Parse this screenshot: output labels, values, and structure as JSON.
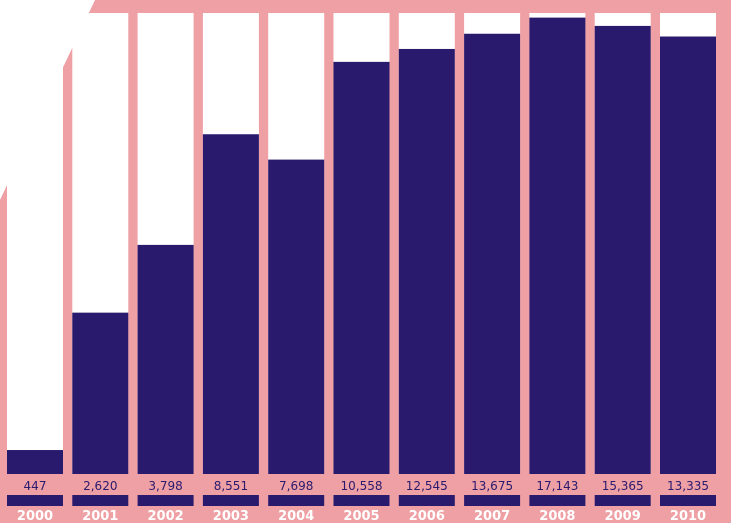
{
  "colors": {
    "background": "#efa0a4",
    "bar": "#2a1a6e",
    "track": "#ffffff",
    "value_text": "#2a1a6e",
    "year_text": "#ffffff"
  },
  "chart_data": {
    "type": "bar",
    "title": "",
    "xlabel": "",
    "ylabel": "",
    "categories": [
      "2000",
      "2001",
      "2002",
      "2003",
      "2004",
      "2005",
      "2006",
      "2007",
      "2008",
      "2009",
      "2010"
    ],
    "value_labels": [
      "447",
      "2,620",
      "3,798",
      "8,551",
      "7,698",
      "10,558",
      "12,545",
      "13,675",
      "17,143",
      "15,365",
      "13,335"
    ],
    "values": [
      447,
      2620,
      3798,
      8551,
      7698,
      10558,
      12545,
      13675,
      17143,
      15365,
      13335
    ],
    "bar_fill_fraction": [
      0.052,
      0.35,
      0.497,
      0.737,
      0.682,
      0.894,
      0.922,
      0.955,
      0.99,
      0.972,
      0.949
    ],
    "grid": false,
    "legend": "none"
  }
}
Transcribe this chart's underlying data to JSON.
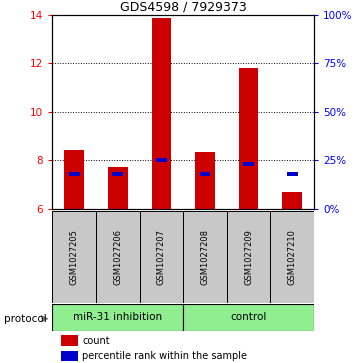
{
  "title": "GDS4598 / 7929373",
  "samples": [
    "GSM1027205",
    "GSM1027206",
    "GSM1027207",
    "GSM1027208",
    "GSM1027209",
    "GSM1027210"
  ],
  "red_values": [
    8.4,
    7.7,
    13.85,
    8.35,
    11.8,
    6.7
  ],
  "blue_values_pct": [
    18,
    18,
    25,
    18,
    23,
    18
  ],
  "ylim_left": [
    6,
    14
  ],
  "ylim_right": [
    0,
    100
  ],
  "yticks_left": [
    6,
    8,
    10,
    12,
    14
  ],
  "yticks_right": [
    0,
    25,
    50,
    75,
    100
  ],
  "ytick_labels_right": [
    "0%",
    "25%",
    "50%",
    "75%",
    "100%"
  ],
  "bar_color": "#CC0000",
  "dot_color": "#0000CC",
  "label_box_color": "#C8C8C8",
  "group_box_color": "#90EE90",
  "legend_count_label": "count",
  "legend_percentile_label": "percentile rank within the sample",
  "protocol_label": "protocol",
  "group_split": 3,
  "group_labels": [
    "miR-31 inhibition",
    "control"
  ]
}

◆ **WHAT THE TASK ASKS**
Transcribe each entry above exactly, apart from the pictures.

◆ **ANSWER BELOW**
Parse this screenshot: output labels, values, and structure as JSON.
{
  "colors": {
    "background": "#efa0a4",
    "bar": "#2a1a6e",
    "track": "#ffffff",
    "value_text": "#2a1a6e",
    "year_text": "#ffffff"
  },
  "chart_data": {
    "type": "bar",
    "title": "",
    "xlabel": "",
    "ylabel": "",
    "categories": [
      "2000",
      "2001",
      "2002",
      "2003",
      "2004",
      "2005",
      "2006",
      "2007",
      "2008",
      "2009",
      "2010"
    ],
    "value_labels": [
      "447",
      "2,620",
      "3,798",
      "8,551",
      "7,698",
      "10,558",
      "12,545",
      "13,675",
      "17,143",
      "15,365",
      "13,335"
    ],
    "values": [
      447,
      2620,
      3798,
      8551,
      7698,
      10558,
      12545,
      13675,
      17143,
      15365,
      13335
    ],
    "bar_fill_fraction": [
      0.052,
      0.35,
      0.497,
      0.737,
      0.682,
      0.894,
      0.922,
      0.955,
      0.99,
      0.972,
      0.949
    ],
    "grid": false,
    "legend": "none"
  }
}
Transcribe this chart's underlying data to JSON.
{
  "title": "GDS4598 / 7929373",
  "samples": [
    "GSM1027205",
    "GSM1027206",
    "GSM1027207",
    "GSM1027208",
    "GSM1027209",
    "GSM1027210"
  ],
  "red_values": [
    8.4,
    7.7,
    13.85,
    8.35,
    11.8,
    6.7
  ],
  "blue_values_pct": [
    18,
    18,
    25,
    18,
    23,
    18
  ],
  "ylim_left": [
    6,
    14
  ],
  "ylim_right": [
    0,
    100
  ],
  "yticks_left": [
    6,
    8,
    10,
    12,
    14
  ],
  "yticks_right": [
    0,
    25,
    50,
    75,
    100
  ],
  "ytick_labels_right": [
    "0%",
    "25%",
    "50%",
    "75%",
    "100%"
  ],
  "bar_color": "#CC0000",
  "dot_color": "#0000CC",
  "label_box_color": "#C8C8C8",
  "group_box_color": "#90EE90",
  "legend_count_label": "count",
  "legend_percentile_label": "percentile rank within the sample",
  "protocol_label": "protocol",
  "group_split": 3,
  "group_labels": [
    "miR-31 inhibition",
    "control"
  ]
}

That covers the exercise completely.